CE QU'IL FAUT FAIRE:
Recopie toutes les lignes ci-dessous à l'identique, en laissant de côté les images.

(Entrées de données enregistrées)
──────

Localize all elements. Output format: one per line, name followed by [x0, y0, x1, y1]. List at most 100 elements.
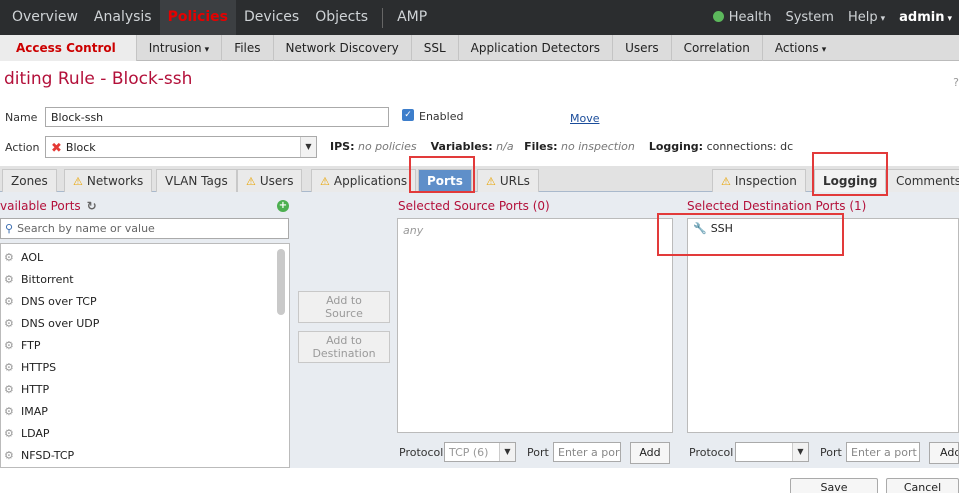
- health-status-icon: [712, 11, 724, 22]
- add-to-destination-line2: Destination: [312, 347, 376, 360]
- subnav-files[interactable]: Files: [222, 34, 274, 61]
- list-item[interactable]: ⚙ HTTPS: [1, 357, 289, 379]
- subnav-intrusion-label: Intrusion: [148, 40, 202, 55]
- refresh-icon[interactable]: ↻: [87, 199, 97, 213]
- destination-port-input[interactable]: Enter a port: [846, 442, 920, 462]
- nav-separator: [382, 7, 384, 28]
- list-item[interactable]: ⚙ Bittorrent: [1, 269, 289, 291]
- list-item[interactable]: ⚙ LDAP: [1, 423, 289, 445]
- list-item-label: LDAP: [21, 427, 50, 440]
- destination-protocol-select[interactable]: ▼: [735, 442, 809, 462]
- help-menu[interactable]: Help ▾: [841, 0, 892, 35]
- source-protocol-select[interactable]: TCP (6) ▼: [444, 442, 516, 462]
- block-x-icon: ✖: [51, 141, 62, 156]
- port-object-icon: ⚙: [4, 361, 14, 374]
- nav-policies[interactable]: Policies: [159, 0, 237, 35]
- list-item[interactable]: ⚙ DNS over UDP: [1, 313, 289, 335]
- ips-label: IPS:: [330, 140, 355, 153]
- list-item-label: Bittorrent: [21, 273, 74, 286]
- add-port-icon[interactable]: +: [277, 200, 289, 212]
- list-item[interactable]: ⚙ FTP: [1, 335, 289, 357]
- nav-amp[interactable]: AMP: [389, 0, 435, 35]
- top-right-menu: Health System Help ▾ admin ▾: [706, 0, 959, 35]
- tab-users-label: Users: [259, 174, 294, 188]
- port-object-icon: ⚙: [4, 405, 14, 418]
- add-to-source-button[interactable]: Add to Source: [298, 291, 390, 323]
- cancel-button[interactable]: Cancel: [886, 478, 959, 493]
- subnav-application-detectors[interactable]: Application Detectors: [459, 34, 614, 61]
- enabled-checkbox[interactable]: ✓: [402, 109, 414, 121]
- source-add-button[interactable]: Add: [630, 442, 670, 464]
- action-label: Action: [5, 141, 40, 154]
- list-item[interactable]: ⚙ AOL: [1, 247, 289, 269]
- port-object-icon: ⚙: [4, 383, 14, 396]
- top-navigation: Overview Analysis Policies Devices Objec…: [0, 0, 959, 35]
- tab-inspection[interactable]: ⚠ Inspection: [712, 169, 806, 192]
- port-search-input[interactable]: ⚲ Search by name or value: [0, 218, 289, 239]
- subnav-correlation[interactable]: Correlation: [672, 34, 763, 61]
- tab-users[interactable]: ⚠ Users: [237, 169, 303, 192]
- add-to-source-line1: Add to: [326, 294, 362, 307]
- subnav-ssl[interactable]: SSL: [412, 34, 459, 61]
- list-item[interactable]: ⚙ HTTP: [1, 379, 289, 401]
- page-title: diting Rule - Block-ssh: [4, 69, 193, 89]
- source-any-text: any: [403, 224, 424, 237]
- subnav-intrusion[interactable]: Intrusion ▾: [137, 34, 223, 61]
- name-label: Name: [5, 111, 38, 124]
- nav-devices[interactable]: Devices: [236, 0, 307, 35]
- subnav-network-discovery[interactable]: Network Discovery: [274, 34, 412, 61]
- warning-icon: ⚠: [246, 175, 256, 188]
- destination-port-label: Port: [820, 446, 842, 459]
- nav-analysis[interactable]: Analysis: [86, 0, 160, 35]
- action-value: Block: [65, 141, 96, 154]
- available-ports-label: vailable Ports: [0, 199, 81, 213]
- subnav-actions[interactable]: Actions ▾: [763, 35, 838, 61]
- destination-ports-title: Selected Destination Ports (1): [687, 199, 867, 213]
- available-ports-list[interactable]: ⚙ AOL ⚙ Bittorrent ⚙ DNS over TCP ⚙ DNS over…: [0, 243, 290, 468]
- source-port-input[interactable]: Enter a port: [553, 442, 621, 462]
- annotation-box-ssh: [657, 213, 844, 256]
- files-value: no inspection: [561, 140, 635, 153]
- tab-comments[interactable]: Comments: [887, 169, 959, 192]
- chevron-down-icon: ▾: [947, 14, 952, 24]
- tab-networks[interactable]: ⚠ Networks: [64, 169, 153, 192]
- tab-zones[interactable]: Zones: [2, 169, 57, 192]
- nav-overview[interactable]: Overview: [0, 0, 86, 35]
- list-item-label: AOL: [21, 251, 44, 264]
- tab-vlan-tags[interactable]: VLAN Tags: [156, 169, 237, 192]
- save-button[interactable]: Save: [790, 478, 878, 493]
- list-item[interactable]: ⚙ DNS over TCP: [1, 291, 289, 313]
- admin-label: admin: [899, 10, 945, 25]
- admin-menu[interactable]: admin ▾: [892, 0, 959, 35]
- subnav-access-control[interactable]: Access Control: [0, 34, 137, 61]
- source-ports-panel[interactable]: [397, 218, 673, 433]
- list-item-label: NFSD-TCP: [21, 449, 75, 462]
- health-link[interactable]: Health: [706, 0, 779, 35]
- annotation-box-ports: [409, 156, 475, 193]
- action-select[interactable]: ✖ Block ▼: [45, 136, 317, 158]
- variables-label: Variables:: [430, 140, 493, 153]
- annotation-box-logging: [812, 152, 888, 196]
- tab-urls[interactable]: ⚠ URLs: [477, 169, 539, 192]
- nav-objects[interactable]: Objects: [307, 0, 376, 35]
- ips-value: no policies: [357, 140, 417, 153]
- system-link[interactable]: System: [778, 0, 840, 35]
- add-to-destination-button[interactable]: Add to Destination: [298, 331, 390, 363]
- list-item-label: DNS over TCP: [21, 295, 97, 308]
- name-input[interactable]: Block-ssh: [45, 107, 389, 127]
- list-item[interactable]: ⚙ NFSD-TCP: [1, 445, 289, 467]
- search-icon: ⚲: [5, 222, 14, 235]
- list-scrollbar[interactable]: [277, 249, 285, 315]
- move-link[interactable]: Move: [570, 112, 600, 125]
- list-item[interactable]: ⚙ IMAP: [1, 401, 289, 423]
- destination-add-button[interactable]: Add: [929, 442, 959, 464]
- help-icon[interactable]: ?: [953, 76, 959, 89]
- tab-networks-label: Networks: [86, 174, 144, 188]
- tab-applications[interactable]: ⚠ Applications: [311, 169, 417, 192]
- sub-navigation: Access Control Intrusion ▾ Files Network …: [0, 34, 959, 61]
- subnav-users[interactable]: Users: [613, 34, 672, 61]
- chevron-down-icon: ▾: [880, 14, 886, 24]
- chevron-down-icon: ▾: [204, 44, 210, 55]
- add-to-destination-line1: Add to: [326, 334, 362, 347]
- port-object-icon: ⚙: [4, 295, 14, 308]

──────

RÉPONSE ATTENDUE:
Localize all elements. Output format: one per line, name followed by [x0, y0, x1, y1]. List at most 100 elements.
- health-status-icon: [712, 11, 724, 22]
- add-to-destination-line2: Destination: [312, 347, 376, 360]
- subnav-files[interactable]: Files: [222, 34, 274, 61]
- list-item[interactable]: ⚙ HTTPS: [1, 357, 289, 379]
- subnav-intrusion-label: Intrusion: [148, 40, 202, 55]
- refresh-icon[interactable]: ↻: [87, 199, 97, 213]
- destination-port-input[interactable]: Enter a port: [846, 442, 920, 462]
- nav-separator: [382, 7, 384, 28]
- list-item[interactable]: ⚙ Bittorrent: [1, 269, 289, 291]
- list-item[interactable]: ⚙ LDAP: [1, 423, 289, 445]
- list-item-label: LDAP: [21, 427, 50, 440]
- destination-protocol-select[interactable]: ▼: [735, 442, 809, 462]
- help-menu[interactable]: Help ▾: [841, 0, 892, 35]
- source-protocol-select[interactable]: TCP (6) ▼: [444, 442, 516, 462]
- block-x-icon: ✖: [51, 141, 62, 156]
- port-object-icon: ⚙: [4, 361, 14, 374]
- nav-policies[interactable]: Policies: [159, 0, 237, 35]
- list-item[interactable]: ⚙ DNS over UDP: [1, 313, 289, 335]
- ips-label: IPS:: [330, 140, 355, 153]
- list-item-label: Bittorrent: [21, 273, 74, 286]
- add-port-icon[interactable]: +: [277, 200, 289, 212]
- list-item[interactable]: ⚙ FTP: [1, 335, 289, 357]
- nav-amp[interactable]: AMP: [389, 0, 435, 35]
- top-right-menu: Health System Help ▾ admin ▾: [706, 0, 959, 35]
- tab-users-label: Users: [259, 174, 294, 188]
- port-object-icon: ⚙: [4, 405, 14, 418]
- add-to-source-button[interactable]: Add to Source: [298, 291, 390, 323]
- cancel-button[interactable]: Cancel: [886, 478, 959, 493]
- subnav-application-detectors[interactable]: Application Detectors: [459, 34, 614, 61]
- enabled-checkbox[interactable]: ✓: [402, 109, 414, 121]
- source-add-button[interactable]: Add: [630, 442, 670, 464]
- action-label: Action: [5, 141, 40, 154]
- list-item[interactable]: ⚙ AOL: [1, 247, 289, 269]
- port-object-icon: ⚙: [4, 383, 14, 396]
- top-navigation: Overview Analysis Policies Devices Objec…: [0, 0, 959, 35]
- tab-inspection[interactable]: ⚠ Inspection: [712, 169, 806, 192]
- port-search-input[interactable]: ⚲ Search by name or value: [0, 218, 289, 239]
- subnav-correlation[interactable]: Correlation: [672, 34, 763, 61]
- tab-users[interactable]: ⚠ Users: [237, 169, 303, 192]
- add-to-source-line1: Add to: [326, 294, 362, 307]
- subnav-ssl[interactable]: SSL: [412, 34, 459, 61]
- list-item[interactable]: ⚙ HTTP: [1, 379, 289, 401]
- page-title: diting Rule - Block-ssh: [4, 69, 193, 89]
- source-any-text: any: [403, 224, 424, 237]
- subnav-intrusion[interactable]: Intrusion ▾: [137, 34, 223, 61]
- name-label: Name: [5, 111, 38, 124]
- nav-devices[interactable]: Devices: [236, 0, 307, 35]
- subnav-network-discovery[interactable]: Network Discovery: [274, 34, 412, 61]
- warning-icon: ⚠: [246, 175, 256, 188]
- destination-port-label: Port: [820, 446, 842, 459]
- nav-analysis[interactable]: Analysis: [86, 0, 160, 35]
- action-value: Block: [65, 141, 96, 154]
- available-ports-label: vailable Ports: [0, 199, 81, 213]
- subnav-actions[interactable]: Actions ▾: [763, 35, 838, 61]
- destination-ports-title: Selected Destination Ports (1): [687, 199, 867, 213]
- available-ports-list[interactable]: ⚙ AOL ⚙ Bittorrent ⚙ DNS over TCP ⚙ DNS over…: [0, 243, 290, 468]
- source-port-input[interactable]: Enter a port: [553, 442, 621, 462]
- annotation-box-ssh: [657, 213, 844, 256]
- files-value: no inspection: [561, 140, 635, 153]
- tab-comments[interactable]: Comments: [887, 169, 959, 192]
- chevron-down-icon: ▾: [947, 14, 952, 24]
- tab-networks[interactable]: ⚠ Networks: [64, 169, 153, 192]
- tab-zones[interactable]: Zones: [2, 169, 57, 192]
- nav-overview[interactable]: Overview: [0, 0, 86, 35]
- list-item-label: AOL: [21, 251, 44, 264]
- tab-vlan-tags[interactable]: VLAN Tags: [156, 169, 237, 192]
- save-button[interactable]: Save: [790, 478, 878, 493]
- list-item[interactable]: ⚙ DNS over TCP: [1, 291, 289, 313]
- admin-label: admin: [899, 10, 945, 25]
- admin-menu[interactable]: admin ▾: [892, 0, 959, 35]
- subnav-access-control[interactable]: Access Control: [0, 34, 137, 61]
- source-ports-panel[interactable]: [397, 218, 673, 433]
- list-item-label: NFSD-TCP: [21, 449, 75, 462]
- health-link[interactable]: Health: [706, 0, 779, 35]
- annotation-box-ports: [409, 156, 475, 193]
- action-select[interactable]: ✖ Block ▼: [45, 136, 317, 158]
- variables-label: Variables:: [430, 140, 493, 153]
- annotation-box-logging: [812, 152, 888, 196]
- tab-urls[interactable]: ⚠ URLs: [477, 169, 539, 192]
- nav-objects[interactable]: Objects: [307, 0, 376, 35]
- ips-value: no policies: [357, 140, 417, 153]
- system-link[interactable]: System: [778, 0, 840, 35]
- add-to-destination-button[interactable]: Add to Destination: [298, 331, 390, 363]
- list-item-label: DNS over TCP: [21, 295, 97, 308]
- name-input[interactable]: Block-ssh: [45, 107, 389, 127]
- list-item[interactable]: ⚙ NFSD-TCP: [1, 445, 289, 467]
- search-icon: ⚲: [5, 222, 14, 235]
- list-scrollbar[interactable]: [277, 249, 285, 315]
- move-link[interactable]: Move: [570, 112, 600, 125]
- list-item[interactable]: ⚙ IMAP: [1, 401, 289, 423]
- destination-add-button[interactable]: Add: [929, 442, 959, 464]
- help-icon[interactable]: ?: [953, 76, 959, 89]
- tab-networks-label: Networks: [86, 174, 144, 188]
- tab-applications[interactable]: ⚠ Applications: [311, 169, 417, 192]
- sub-navigation: Access Control Intrusion ▾ Files Network …: [0, 34, 959, 61]
- subnav-users[interactable]: Users: [613, 34, 672, 61]
- chevron-down-icon: ▾: [880, 14, 886, 24]
- chevron-down-icon: ▾: [204, 44, 210, 55]
- add-to-destination-line1: Add to: [326, 334, 362, 347]
- port-object-icon: ⚙: [4, 295, 14, 308]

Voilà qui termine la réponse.